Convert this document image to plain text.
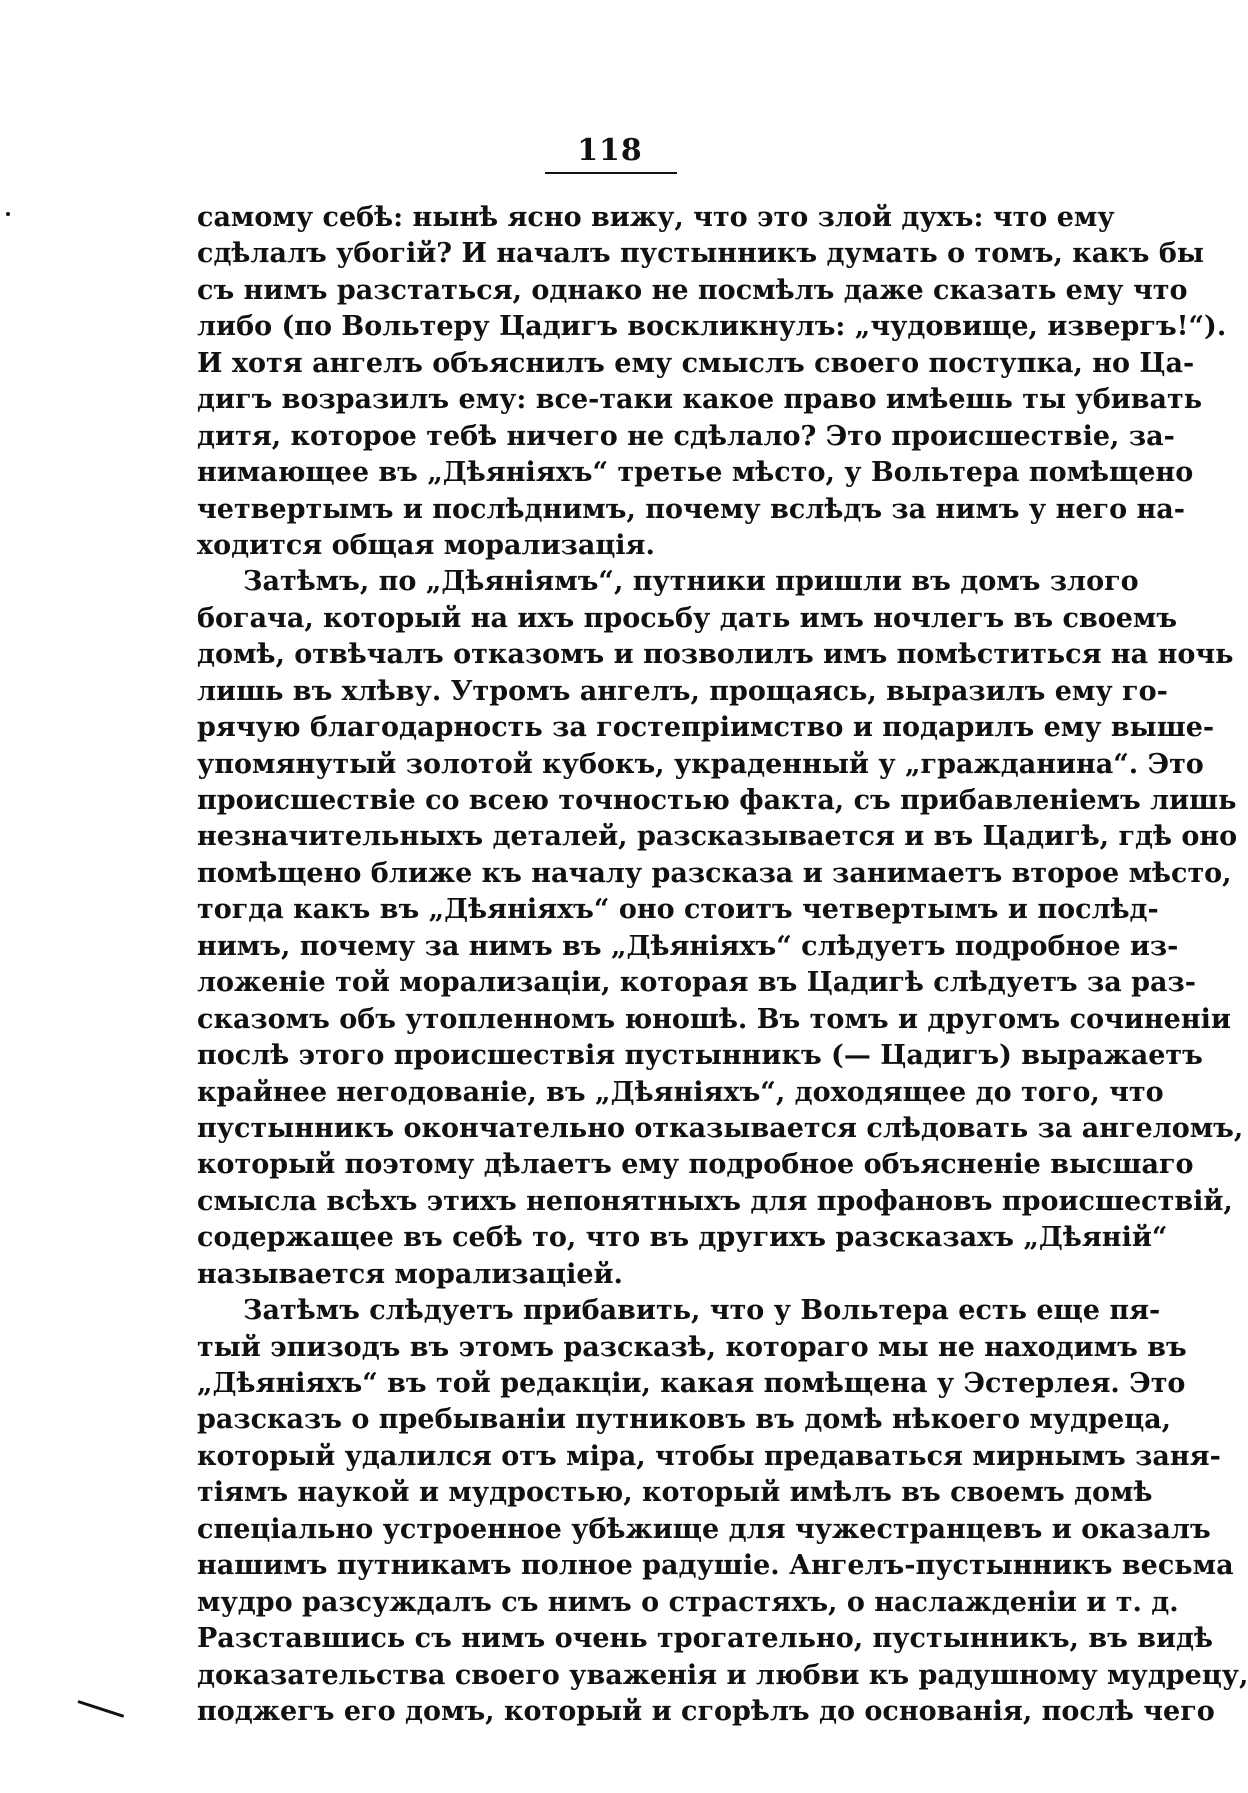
118
самому себѣ: нынѣ ясно вижу, что это злой духъ: что ему
сдѣлалъ убогій? И началъ пустынникъ думать о томъ, какъ бы
съ нимъ разстаться, однако не посмѣлъ даже сказать ему что
либо (по Вольтеру Цадигъ воскликнулъ: „чудовище, извергъ!“).
И хотя ангелъ объяснилъ ему смыслъ своего поступка, но Ца-
дигъ возразилъ ему: все-таки какое право имѣешь ты убивать
дитя, которое тебѣ ничего не сдѣлало? Это происшествіе, за-
нимающее въ „Дѣяніяхъ“ третье мѣсто, у Вольтера помѣщено
четвертымъ и послѣднимъ, почему вслѣдъ за нимъ у него на-
ходится общая морализація.
Затѣмъ, по „Дѣяніямъ“, путники пришли въ домъ злого
богача, который на ихъ просьбу дать имъ ночлегъ въ своемъ
домѣ, отвѣчалъ отказомъ и позволилъ имъ помѣститься на ночь
лишь въ хлѣву. Утромъ ангелъ, прощаясь, выразилъ ему го-
рячую благодарность за гостепріимство и подарилъ ему выше-
упомянутый золотой кубокъ, украденный у „гражданина“. Это
происшествіе со всею точностью факта, съ прибавленіемъ лишь
незначительныхъ деталей, разсказывается и въ Цадигѣ, гдѣ оно
помѣщено ближе къ началу разсказа и занимаетъ второе мѣсто,
тогда какъ въ „Дѣяніяхъ“ оно стоитъ четвертымъ и послѣд-
нимъ, почему за нимъ въ „Дѣяніяхъ“ слѣдуетъ подробное из-
ложеніе той морализаціи, которая въ Цадигѣ слѣдуетъ за раз-
сказомъ объ утопленномъ юношѣ. Въ томъ и другомъ сочиненіи
послѣ этого происшествія пустынникъ (— Цадигъ) выражаетъ
крайнее негодованіе, въ „Дѣяніяхъ“, доходящее до того, что
пустынникъ окончательно отказывается слѣдовать за ангеломъ,
который поэтому дѣлаетъ ему подробное объясненіе высшаго
смысла всѣхъ этихъ непонятныхъ для профановъ происшествій,
содержащее въ себѣ то, что въ другихъ разсказахъ „Дѣяній“
называется морализаціей.
Затѣмъ слѣдуетъ прибавить, что у Вольтера есть еще пя-
тый эпизодъ въ этомъ разсказѣ, котораго мы не находимъ въ
„Дѣяніяхъ“ въ той редакціи, какая помѣщена у Эстерлея. Это
разсказъ о пребываніи путниковъ въ домѣ нѣкоего мудреца,
который удалился отъ міра, чтобы предаваться мирнымъ заня-
тіямъ наукой и мудростью, который имѣлъ въ своемъ домѣ
спеціально устроенное убѣжище для чужестранцевъ и оказалъ
нашимъ путникамъ полное радушіе. Ангелъ-пустынникъ весьма
мудро разсуждалъ съ нимъ о страстяхъ, о наслажденіи и т. д.
Разставшись съ нимъ очень трогательно, пустынникъ, въ видѣ
доказательства своего уваженія и любви къ радушному мудрецу,
поджегъ его домъ, который и сгорѣлъ до основанія, послѣ чего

### [Written request]
Quote every record above exactly, leaving out the pictures.

### [Full solution]
Convert this document image to plain text.
118
самому себѣ: нынѣ ясно вижу, что это злой духъ: что ему
сдѣлалъ убогій? И началъ пустынникъ думать о томъ, какъ бы
съ нимъ разстаться, однако не посмѣлъ даже сказать ему что
либо (по Вольтеру Цадигъ воскликнулъ: „чудовище, извергъ!“).
И хотя ангелъ объяснилъ ему смыслъ своего поступка, но Ца-
дигъ возразилъ ему: все-таки какое право имѣешь ты убивать
дитя, которое тебѣ ничего не сдѣлало? Это происшествіе, за-
нимающее въ „Дѣяніяхъ“ третье мѣсто, у Вольтера помѣщено
четвертымъ и послѣднимъ, почему вслѣдъ за нимъ у него на-
ходится общая морализація.
Затѣмъ, по „Дѣяніямъ“, путники пришли въ домъ злого
богача, который на ихъ просьбу дать имъ ночлегъ въ своемъ
домѣ, отвѣчалъ отказомъ и позволилъ имъ помѣститься на ночь
лишь въ хлѣву. Утромъ ангелъ, прощаясь, выразилъ ему го-
рячую благодарность за гостепріимство и подарилъ ему выше-
упомянутый золотой кубокъ, украденный у „гражданина“. Это
происшествіе со всею точностью факта, съ прибавленіемъ лишь
незначительныхъ деталей, разсказывается и въ Цадигѣ, гдѣ оно
помѣщено ближе къ началу разсказа и занимаетъ второе мѣсто,
тогда какъ въ „Дѣяніяхъ“ оно стоитъ четвертымъ и послѣд-
нимъ, почему за нимъ въ „Дѣяніяхъ“ слѣдуетъ подробное из-
ложеніе той морализаціи, которая въ Цадигѣ слѣдуетъ за раз-
сказомъ объ утопленномъ юношѣ. Въ томъ и другомъ сочиненіи
послѣ этого происшествія пустынникъ (— Цадигъ) выражаетъ
крайнее негодованіе, въ „Дѣяніяхъ“, доходящее до того, что
пустынникъ окончательно отказывается слѣдовать за ангеломъ,
который поэтому дѣлаетъ ему подробное объясненіе высшаго
смысла всѣхъ этихъ непонятныхъ для профановъ происшествій,
содержащее въ себѣ то, что въ другихъ разсказахъ „Дѣяній“
называется морализаціей.
Затѣмъ слѣдуетъ прибавить, что у Вольтера есть еще пя-
тый эпизодъ въ этомъ разсказѣ, котораго мы не находимъ въ
„Дѣяніяхъ“ въ той редакціи, какая помѣщена у Эстерлея. Это
разсказъ о пребываніи путниковъ въ домѣ нѣкоего мудреца,
который удалился отъ міра, чтобы предаваться мирнымъ заня-
тіямъ наукой и мудростью, который имѣлъ въ своемъ домѣ
спеціально устроенное убѣжище для чужестранцевъ и оказалъ
нашимъ путникамъ полное радушіе. Ангелъ-пустынникъ весьма
мудро разсуждалъ съ нимъ о страстяхъ, о наслажденіи и т. д.
Разставшись съ нимъ очень трогательно, пустынникъ, въ видѣ
доказательства своего уваженія и любви къ радушному мудрецу,
поджегъ его домъ, который и сгорѣлъ до основанія, послѣ чего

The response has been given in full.